Figure collection entries:
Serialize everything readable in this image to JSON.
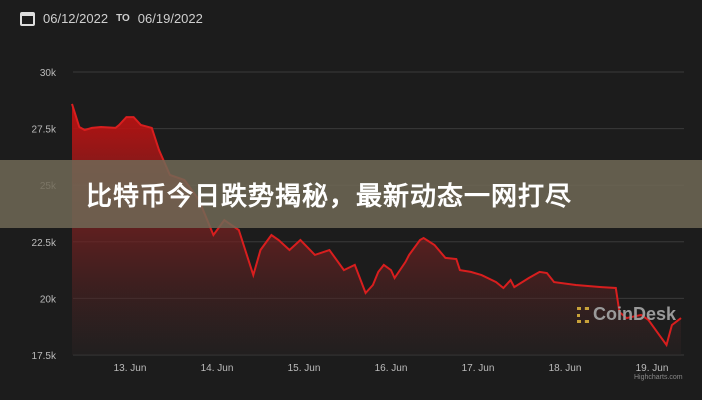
{
  "header": {
    "start_date": "06/12/2022",
    "to_label": "TO",
    "end_date": "06/19/2022",
    "icon": "calendar-icon"
  },
  "banner": {
    "title": "比特币今日跌势揭秘，最新动态一网打尽"
  },
  "watermark": "CoinDesk",
  "credits": "Highcharts.com",
  "chart_data": {
    "type": "area",
    "title": "",
    "xlabel": "",
    "ylabel": "",
    "ylim": [
      17500,
      30000
    ],
    "yticks": [
      30000,
      27500,
      25000,
      22500,
      20000,
      17500
    ],
    "ytick_labels": [
      "30k",
      "27.5k",
      "25k",
      "22.5k",
      "20k",
      "17.5k"
    ],
    "xtick_labels": [
      "13. Jun",
      "14. Jun",
      "15. Jun",
      "16. Jun",
      "17. Jun",
      "18. Jun",
      "19. Jun"
    ],
    "xticks": [
      "2022-06-13T00:00",
      "2022-06-14T00:00",
      "2022-06-15T00:00",
      "2022-06-16T00:00",
      "2022-06-17T00:00",
      "2022-06-18T00:00",
      "2022-06-19T00:00"
    ],
    "grid": true,
    "line_color": "#d81e1e",
    "series": [
      {
        "x": [
          "2022-06-12T08:00",
          "2022-06-12T10:00",
          "2022-06-12T11:30",
          "2022-06-12T13:30",
          "2022-06-12T16:00",
          "2022-06-12T20:00",
          "2022-06-12T21:00",
          "2022-06-12T23:00",
          "2022-06-13T01:00",
          "2022-06-13T03:00",
          "2022-06-13T06:00",
          "2022-06-13T08:00",
          "2022-06-13T11:00",
          "2022-06-13T15:00",
          "2022-06-13T19:00",
          "2022-06-13T23:00",
          "2022-06-14T02:00",
          "2022-06-14T06:00",
          "2022-06-14T10:00",
          "2022-06-14T12:00",
          "2022-06-14T15:00",
          "2022-06-14T17:00",
          "2022-06-14T20:00",
          "2022-06-14T23:00",
          "2022-06-15T03:00",
          "2022-06-15T07:00",
          "2022-06-15T11:00",
          "2022-06-15T14:00",
          "2022-06-15T17:00",
          "2022-06-15T19:00",
          "2022-06-15T20:30",
          "2022-06-15T22:00",
          "2022-06-16T00:00",
          "2022-06-16T01:00",
          "2022-06-16T04:00",
          "2022-06-16T05:00",
          "2022-06-16T08:00",
          "2022-06-16T09:00",
          "2022-06-16T12:00",
          "2022-06-16T15:00",
          "2022-06-16T18:00",
          "2022-06-16T19:00",
          "2022-06-16T22:00",
          "2022-06-17T01:00",
          "2022-06-17T05:00",
          "2022-06-17T07:00",
          "2022-06-17T09:00",
          "2022-06-17T10:00",
          "2022-06-17T14:00",
          "2022-06-17T17:00",
          "2022-06-17T19:00",
          "2022-06-17T21:00",
          "2022-06-18T03:00",
          "2022-06-18T10:00",
          "2022-06-18T14:00",
          "2022-06-18T15:00",
          "2022-06-18T17:00",
          "2022-06-18T21:00",
          "2022-06-18T23:00",
          "2022-06-19T02:00",
          "2022-06-19T04:00",
          "2022-06-19T05:30",
          "2022-06-19T08:00"
        ],
        "y": [
          28590,
          27570,
          27440,
          27530,
          27570,
          27530,
          27660,
          28010,
          28010,
          27660,
          27530,
          26555,
          25450,
          25230,
          24350,
          22800,
          23460,
          23020,
          21030,
          22140,
          22800,
          22580,
          22140,
          22580,
          21920,
          22140,
          21250,
          21480,
          20240,
          20590,
          21170,
          21480,
          21250,
          20900,
          21610,
          21920,
          22580,
          22670,
          22360,
          21790,
          21740,
          21250,
          21170,
          21030,
          20720,
          20460,
          20810,
          20500,
          20900,
          21170,
          21120,
          20720,
          20590,
          20500,
          20460,
          19400,
          19130,
          19270,
          19050,
          18380,
          17940,
          18820,
          19130
        ]
      }
    ]
  }
}
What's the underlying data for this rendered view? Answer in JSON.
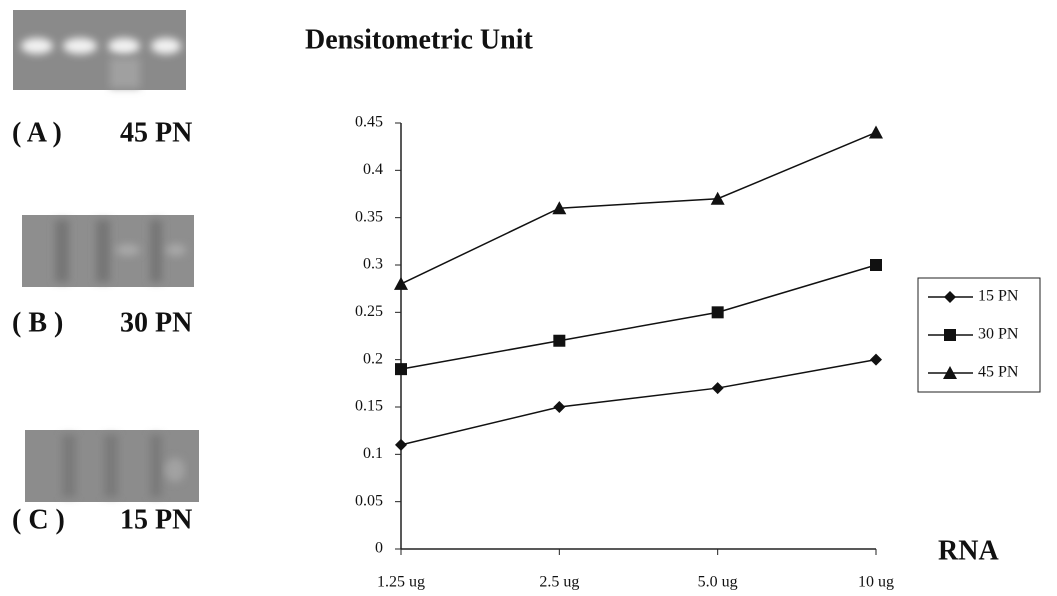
{
  "figure": {
    "panels": [
      {
        "label": "( A )",
        "name": "45 PN"
      },
      {
        "label": "( B )",
        "name": "30 PN"
      },
      {
        "label": "( C )",
        "name": "15 PN"
      }
    ]
  },
  "chart_data": {
    "type": "line",
    "title": "Densitometric Unit",
    "x_label": "RNA",
    "categories": [
      "1.25 ug",
      "2.5 ug",
      "5.0 ug",
      "10 ug"
    ],
    "series": [
      {
        "name": "15 PN",
        "color": "#111111",
        "marker": "diamond",
        "values": [
          0.11,
          0.15,
          0.17,
          0.2
        ]
      },
      {
        "name": "30 PN",
        "color": "#111111",
        "marker": "square",
        "values": [
          0.19,
          0.22,
          0.25,
          0.3
        ]
      },
      {
        "name": "45 PN",
        "color": "#111111",
        "marker": "triangle",
        "values": [
          0.28,
          0.36,
          0.37,
          0.44
        ]
      }
    ],
    "ylim": [
      0,
      0.45
    ],
    "yticks": [
      0,
      0.05,
      0.1,
      0.15,
      0.2,
      0.25,
      0.3,
      0.35,
      0.4,
      0.45
    ],
    "grid": false,
    "legend": "right"
  }
}
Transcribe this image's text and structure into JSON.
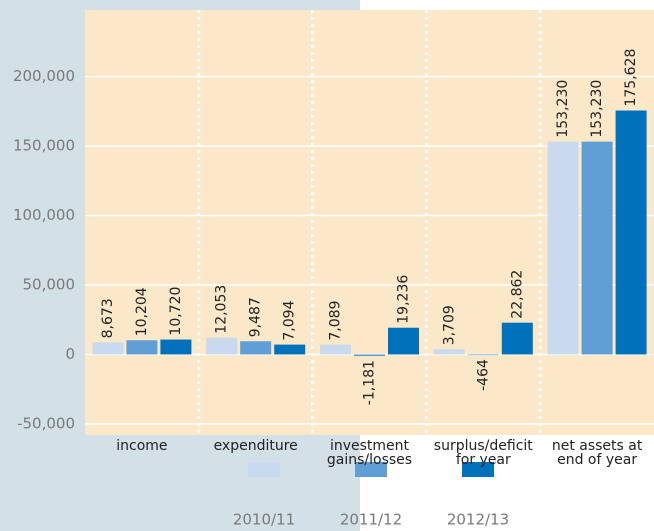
{
  "chart_data": {
    "type": "bar",
    "categories": [
      "income",
      "expenditure",
      "investment\ngains/losses",
      "surplus/deficit\nfor year",
      "net assets at\nend of year"
    ],
    "series": [
      {
        "name": "2010/11",
        "color": "#c9d9ee",
        "values": [
          8673,
          12053,
          7089,
          3709,
          153230
        ],
        "value_labels": [
          "8,673",
          "12,053",
          "7,089",
          "3,709",
          "153,230"
        ]
      },
      {
        "name": "2011/12",
        "color": "#5f9fd6",
        "values": [
          10204,
          9487,
          -1181,
          -464,
          153230
        ],
        "value_labels": [
          "10,204",
          "9,487",
          "-1,181",
          "-464",
          "153,230"
        ]
      },
      {
        "name": "2012/13",
        "color": "#0072bc",
        "values": [
          10720,
          7094,
          19236,
          22862,
          175628
        ],
        "value_labels": [
          "10,720",
          "7,094",
          "19,236",
          "22,862",
          "175,628"
        ]
      }
    ],
    "ylim": [
      -58000,
      248000
    ],
    "yticks": [
      {
        "value": -50000,
        "label": "-50,000"
      },
      0,
      {
        "value": 50000,
        "label": "50,000"
      },
      {
        "value": 100000,
        "label": "100,000"
      },
      {
        "value": 150000,
        "label": "150,000"
      },
      {
        "value": 200000,
        "label": "200,000"
      }
    ],
    "grid": true
  }
}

• [Requirements]:
Copy every line in the entries above that has the string "this" in it.

• [Written answer]:
Serialize everything readable in this image to JSON.
What's the underlying data for this rendered view? Answer in JSON.
Transcribe this image's text and structure into JSON.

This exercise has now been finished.